- _Written request_
Give the data again, word for word.

- _Material_

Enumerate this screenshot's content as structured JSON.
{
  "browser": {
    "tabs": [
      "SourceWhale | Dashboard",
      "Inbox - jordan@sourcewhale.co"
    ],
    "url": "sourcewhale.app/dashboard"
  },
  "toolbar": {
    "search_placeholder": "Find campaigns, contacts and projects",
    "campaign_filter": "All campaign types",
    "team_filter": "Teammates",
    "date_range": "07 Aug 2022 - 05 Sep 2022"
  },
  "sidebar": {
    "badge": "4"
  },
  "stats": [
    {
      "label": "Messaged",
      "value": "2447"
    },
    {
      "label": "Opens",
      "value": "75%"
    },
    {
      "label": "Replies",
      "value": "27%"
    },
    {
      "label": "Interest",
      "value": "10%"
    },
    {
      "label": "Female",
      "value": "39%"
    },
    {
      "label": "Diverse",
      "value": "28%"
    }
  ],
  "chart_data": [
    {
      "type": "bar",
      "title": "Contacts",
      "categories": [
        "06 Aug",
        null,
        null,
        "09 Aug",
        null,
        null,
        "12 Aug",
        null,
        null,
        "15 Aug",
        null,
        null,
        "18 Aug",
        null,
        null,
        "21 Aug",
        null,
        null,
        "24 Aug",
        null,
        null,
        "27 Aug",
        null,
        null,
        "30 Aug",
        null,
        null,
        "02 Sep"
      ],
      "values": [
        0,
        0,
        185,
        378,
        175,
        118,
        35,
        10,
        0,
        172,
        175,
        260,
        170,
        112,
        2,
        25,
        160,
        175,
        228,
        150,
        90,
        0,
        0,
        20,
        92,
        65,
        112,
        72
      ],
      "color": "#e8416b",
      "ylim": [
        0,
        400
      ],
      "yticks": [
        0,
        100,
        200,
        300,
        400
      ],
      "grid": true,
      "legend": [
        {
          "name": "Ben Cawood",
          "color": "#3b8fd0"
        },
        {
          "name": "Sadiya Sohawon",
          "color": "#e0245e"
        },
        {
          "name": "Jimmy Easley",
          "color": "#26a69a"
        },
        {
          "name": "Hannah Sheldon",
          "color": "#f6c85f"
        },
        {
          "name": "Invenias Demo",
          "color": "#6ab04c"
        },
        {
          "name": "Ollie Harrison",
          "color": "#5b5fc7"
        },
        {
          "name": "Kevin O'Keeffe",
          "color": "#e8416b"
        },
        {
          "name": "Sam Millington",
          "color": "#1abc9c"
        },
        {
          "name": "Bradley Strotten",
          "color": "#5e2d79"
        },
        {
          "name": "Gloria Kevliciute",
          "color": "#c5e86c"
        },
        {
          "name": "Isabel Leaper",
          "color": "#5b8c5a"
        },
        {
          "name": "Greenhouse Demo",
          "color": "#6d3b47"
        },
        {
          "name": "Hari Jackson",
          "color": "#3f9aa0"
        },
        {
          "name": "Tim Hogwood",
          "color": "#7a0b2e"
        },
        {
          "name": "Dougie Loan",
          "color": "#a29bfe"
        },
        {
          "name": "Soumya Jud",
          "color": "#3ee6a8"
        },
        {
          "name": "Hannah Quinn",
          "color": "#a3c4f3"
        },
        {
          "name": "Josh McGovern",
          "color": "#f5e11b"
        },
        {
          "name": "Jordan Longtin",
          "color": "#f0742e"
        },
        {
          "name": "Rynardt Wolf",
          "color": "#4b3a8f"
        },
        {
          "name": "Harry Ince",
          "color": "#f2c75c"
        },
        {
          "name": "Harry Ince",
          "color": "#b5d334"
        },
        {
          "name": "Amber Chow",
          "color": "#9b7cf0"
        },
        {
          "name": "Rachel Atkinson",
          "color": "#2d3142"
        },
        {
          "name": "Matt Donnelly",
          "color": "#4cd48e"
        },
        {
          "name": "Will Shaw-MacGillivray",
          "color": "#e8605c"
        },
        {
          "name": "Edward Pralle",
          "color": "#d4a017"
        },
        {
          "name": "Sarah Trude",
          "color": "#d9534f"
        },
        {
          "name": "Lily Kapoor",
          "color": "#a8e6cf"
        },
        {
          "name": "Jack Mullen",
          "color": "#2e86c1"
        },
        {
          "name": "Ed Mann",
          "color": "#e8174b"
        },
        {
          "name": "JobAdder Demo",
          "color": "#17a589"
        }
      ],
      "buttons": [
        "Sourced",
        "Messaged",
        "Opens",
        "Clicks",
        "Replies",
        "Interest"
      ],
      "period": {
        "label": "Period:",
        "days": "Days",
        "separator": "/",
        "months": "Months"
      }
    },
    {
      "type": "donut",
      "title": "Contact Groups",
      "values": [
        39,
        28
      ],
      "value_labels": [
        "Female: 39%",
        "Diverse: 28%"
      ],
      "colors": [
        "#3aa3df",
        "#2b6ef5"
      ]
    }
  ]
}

- _Task output_
Enumerate this screenshot's content as structured JSON.
{
  "browser": {
    "tabs": [
      "SourceWhale | Dashboard",
      "Inbox - jordan@sourcewhale.co"
    ],
    "url": "sourcewhale.app/dashboard"
  },
  "toolbar": {
    "search_placeholder": "Find campaigns, contacts and projects",
    "campaign_filter": "All campaign types",
    "team_filter": "Teammates",
    "date_range": "07 Aug 2022 - 05 Sep 2022"
  },
  "sidebar": {
    "badge": "4"
  },
  "stats": [
    {
      "label": "Messaged",
      "value": "2447"
    },
    {
      "label": "Opens",
      "value": "75%"
    },
    {
      "label": "Replies",
      "value": "27%"
    },
    {
      "label": "Interest",
      "value": "10%"
    },
    {
      "label": "Female",
      "value": "39%"
    },
    {
      "label": "Diverse",
      "value": "28%"
    }
  ],
  "chart_data": [
    {
      "type": "bar",
      "title": "Contacts",
      "categories": [
        "06 Aug",
        null,
        null,
        "09 Aug",
        null,
        null,
        "12 Aug",
        null,
        null,
        "15 Aug",
        null,
        null,
        "18 Aug",
        null,
        null,
        "21 Aug",
        null,
        null,
        "24 Aug",
        null,
        null,
        "27 Aug",
        null,
        null,
        "30 Aug",
        null,
        null,
        "02 Sep"
      ],
      "values": [
        0,
        0,
        185,
        378,
        175,
        118,
        35,
        10,
        0,
        172,
        175,
        260,
        170,
        112,
        2,
        25,
        160,
        175,
        228,
        150,
        90,
        0,
        0,
        20,
        92,
        65,
        112,
        72
      ],
      "color": "#e8416b",
      "ylim": [
        0,
        400
      ],
      "yticks": [
        0,
        100,
        200,
        300,
        400
      ],
      "grid": true,
      "legend": [
        {
          "name": "Ben Cawood",
          "color": "#3b8fd0"
        },
        {
          "name": "Sadiya Sohawon",
          "color": "#e0245e"
        },
        {
          "name": "Jimmy Easley",
          "color": "#26a69a"
        },
        {
          "name": "Hannah Sheldon",
          "color": "#f6c85f"
        },
        {
          "name": "Invenias Demo",
          "color": "#6ab04c"
        },
        {
          "name": "Ollie Harrison",
          "color": "#5b5fc7"
        },
        {
          "name": "Kevin O'Keeffe",
          "color": "#e8416b"
        },
        {
          "name": "Sam Millington",
          "color": "#1abc9c"
        },
        {
          "name": "Bradley Strotten",
          "color": "#5e2d79"
        },
        {
          "name": "Gloria Kevliciute",
          "color": "#c5e86c"
        },
        {
          "name": "Isabel Leaper",
          "color": "#5b8c5a"
        },
        {
          "name": "Greenhouse Demo",
          "color": "#6d3b47"
        },
        {
          "name": "Hari Jackson",
          "color": "#3f9aa0"
        },
        {
          "name": "Tim Hogwood",
          "color": "#7a0b2e"
        },
        {
          "name": "Dougie Loan",
          "color": "#a29bfe"
        },
        {
          "name": "Soumya Jud",
          "color": "#3ee6a8"
        },
        {
          "name": "Hannah Quinn",
          "color": "#a3c4f3"
        },
        {
          "name": "Josh McGovern",
          "color": "#f5e11b"
        },
        {
          "name": "Jordan Longtin",
          "color": "#f0742e"
        },
        {
          "name": "Rynardt Wolf",
          "color": "#4b3a8f"
        },
        {
          "name": "Harry Ince",
          "color": "#f2c75c"
        },
        {
          "name": "Harry Ince",
          "color": "#b5d334"
        },
        {
          "name": "Amber Chow",
          "color": "#9b7cf0"
        },
        {
          "name": "Rachel Atkinson",
          "color": "#2d3142"
        },
        {
          "name": "Matt Donnelly",
          "color": "#4cd48e"
        },
        {
          "name": "Will Shaw-MacGillivray",
          "color": "#e8605c"
        },
        {
          "name": "Edward Pralle",
          "color": "#d4a017"
        },
        {
          "name": "Sarah Trude",
          "color": "#d9534f"
        },
        {
          "name": "Lily Kapoor",
          "color": "#a8e6cf"
        },
        {
          "name": "Jack Mullen",
          "color": "#2e86c1"
        },
        {
          "name": "Ed Mann",
          "color": "#e8174b"
        },
        {
          "name": "JobAdder Demo",
          "color": "#17a589"
        }
      ],
      "buttons": [
        "Sourced",
        "Messaged",
        "Opens",
        "Clicks",
        "Replies",
        "Interest"
      ],
      "period": {
        "label": "Period:",
        "days": "Days",
        "separator": "/",
        "months": "Months"
      }
    },
    {
      "type": "donut",
      "title": "Contact Groups",
      "values": [
        39,
        28
      ],
      "value_labels": [
        "Female: 39%",
        "Diverse: 28%"
      ],
      "colors": [
        "#3aa3df",
        "#2b6ef5"
      ]
    }
  ]
}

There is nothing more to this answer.